Written problem: Repeat each entry word for word. Leave any images out of the copy.

Input records:
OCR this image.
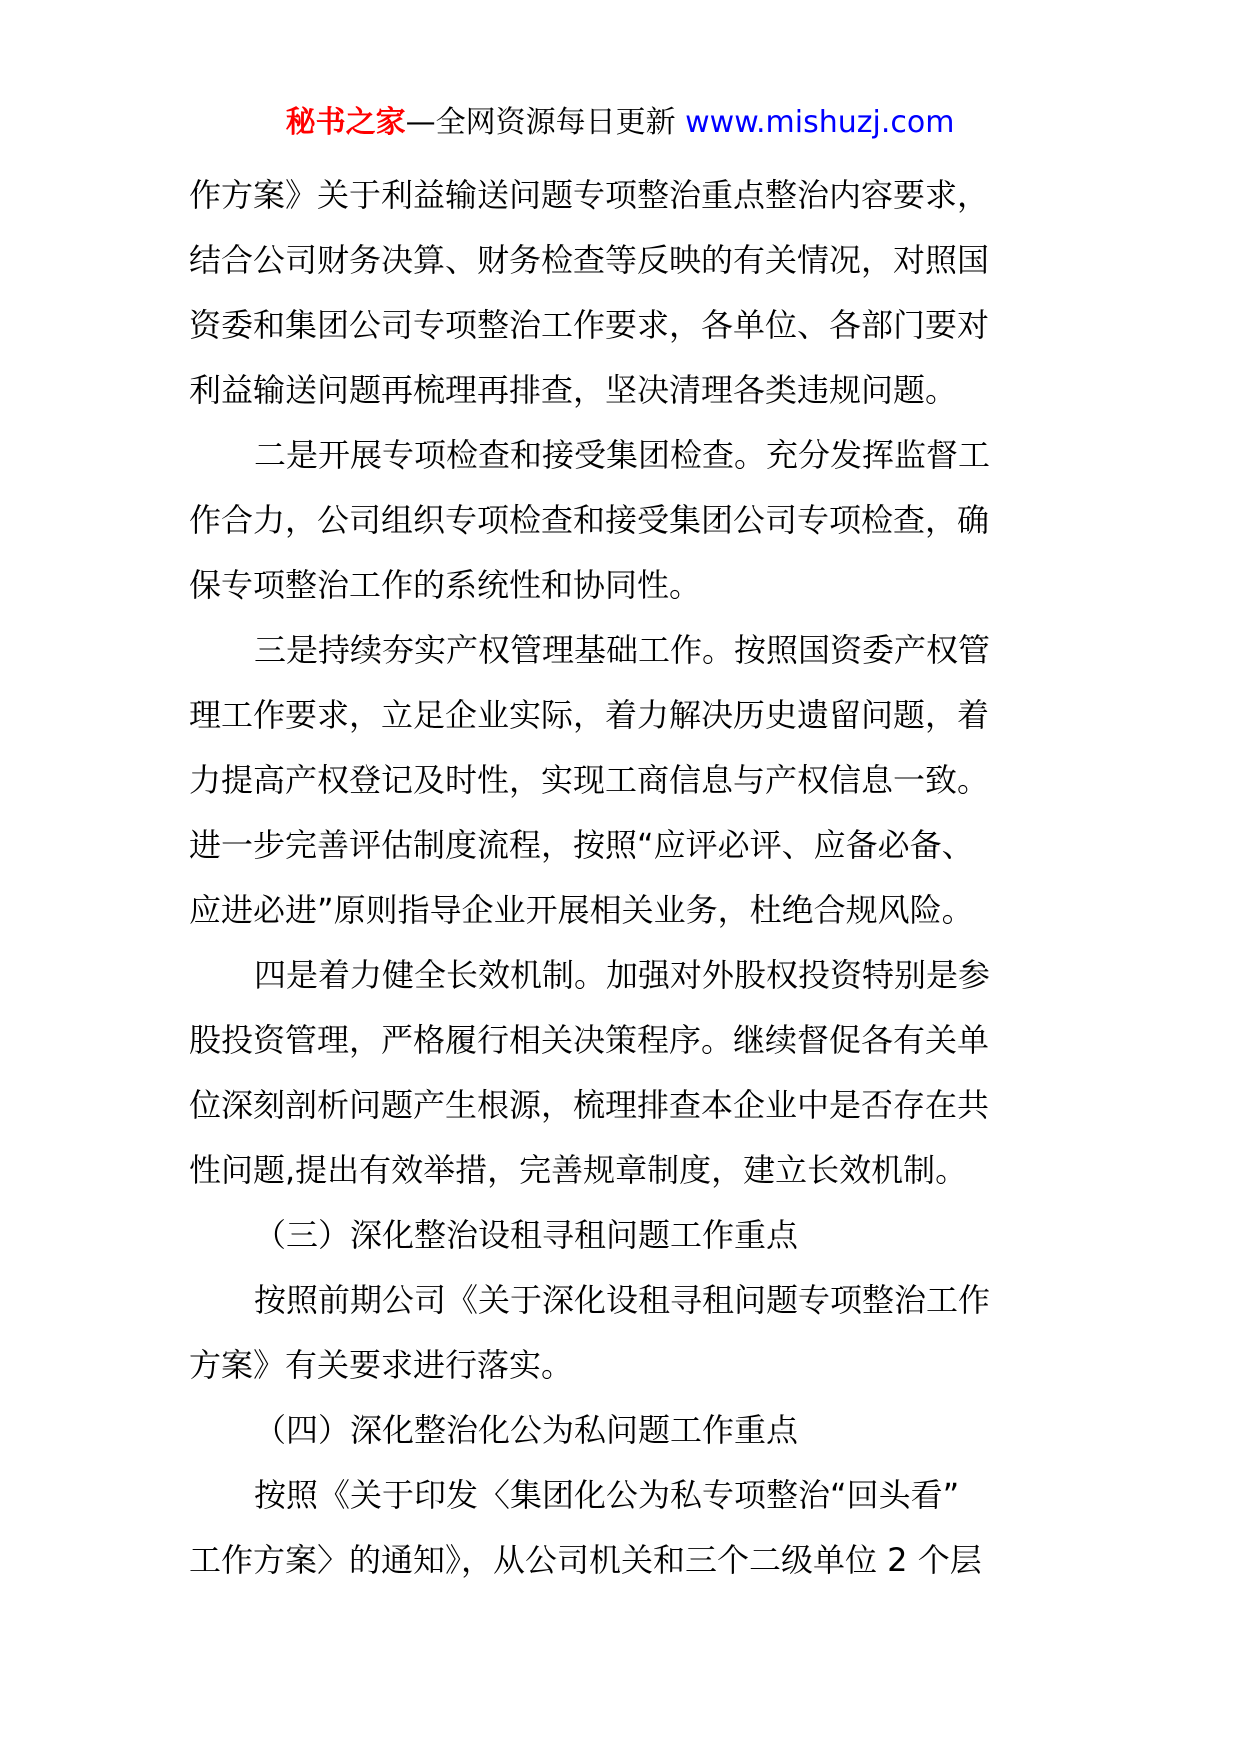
秘书之家—全网资源每日更新 www.mishuzj.com
作方案》关于利益输送问题专项整治重点整治内容要求，
结合公司财务决算、财务检查等反映的有关情况，对照国
资委和集团公司专项整治工作要求，各单位、各部门要对
利益输送问题再梳理再排查，坚决清理各类违规问题。
二是开展专项检查和接受集团检查。充分发挥监督工
作合力，公司组织专项检查和接受集团公司专项检查，确
保专项整治工作的系统性和协同性。
三是持续夯实产权管理基础工作。按照国资委产权管
理工作要求，立足企业实际，着力解决历史遗留问题，着
力提高产权登记及时性，实现工商信息与产权信息一致。
进一步完善评估制度流程，按照“应评必评、应备必备、
应进必进”原则指导企业开展相关业务，杜绝合规风险。
四是着力健全长效机制。加强对外股权投资特别是参
股投资管理，严格履行相关决策程序。继续督促各有关单
位深刻剖析问题产生根源，梳理排查本企业中是否存在共
性问题,提出有效举措，完善规章制度，建立长效机制。
（三）深化整治设租寻租问题工作重点
按照前期公司《关于深化设租寻租问题专项整治工作
方案》有关要求进行落实。
（四）深化整治化公为私问题工作重点
按照《关于印发〈集团化公为私专项整治“回头看”
工作方案〉的通知》，从公司机关和三个二级单位 2 个层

Result of this task:
OCR this image.
秘书之家—全网资源每日更新 www.mishuzj.com
作方案》关于利益输送问题专项整治重点整治内容要求，
结合公司财务决算、财务检查等反映的有关情况，对照国
资委和集团公司专项整治工作要求，各单位、各部门要对
利益输送问题再梳理再排查，坚决清理各类违规问题。
二是开展专项检查和接受集团检查。充分发挥监督工
作合力，公司组织专项检查和接受集团公司专项检查，确
保专项整治工作的系统性和协同性。
三是持续夯实产权管理基础工作。按照国资委产权管
理工作要求，立足企业实际，着力解决历史遗留问题，着
力提高产权登记及时性，实现工商信息与产权信息一致。
进一步完善评估制度流程，按照“应评必评、应备必备、
应进必进”原则指导企业开展相关业务，杜绝合规风险。
四是着力健全长效机制。加强对外股权投资特别是参
股投资管理，严格履行相关决策程序。继续督促各有关单
位深刻剖析问题产生根源，梳理排查本企业中是否存在共
性问题,提出有效举措，完善规章制度，建立长效机制。
（三）深化整治设租寻租问题工作重点
按照前期公司《关于深化设租寻租问题专项整治工作
方案》有关要求进行落实。
（四）深化整治化公为私问题工作重点
按照《关于印发〈集团化公为私专项整治“回头看”
工作方案〉的通知》，从公司机关和三个二级单位 2 个层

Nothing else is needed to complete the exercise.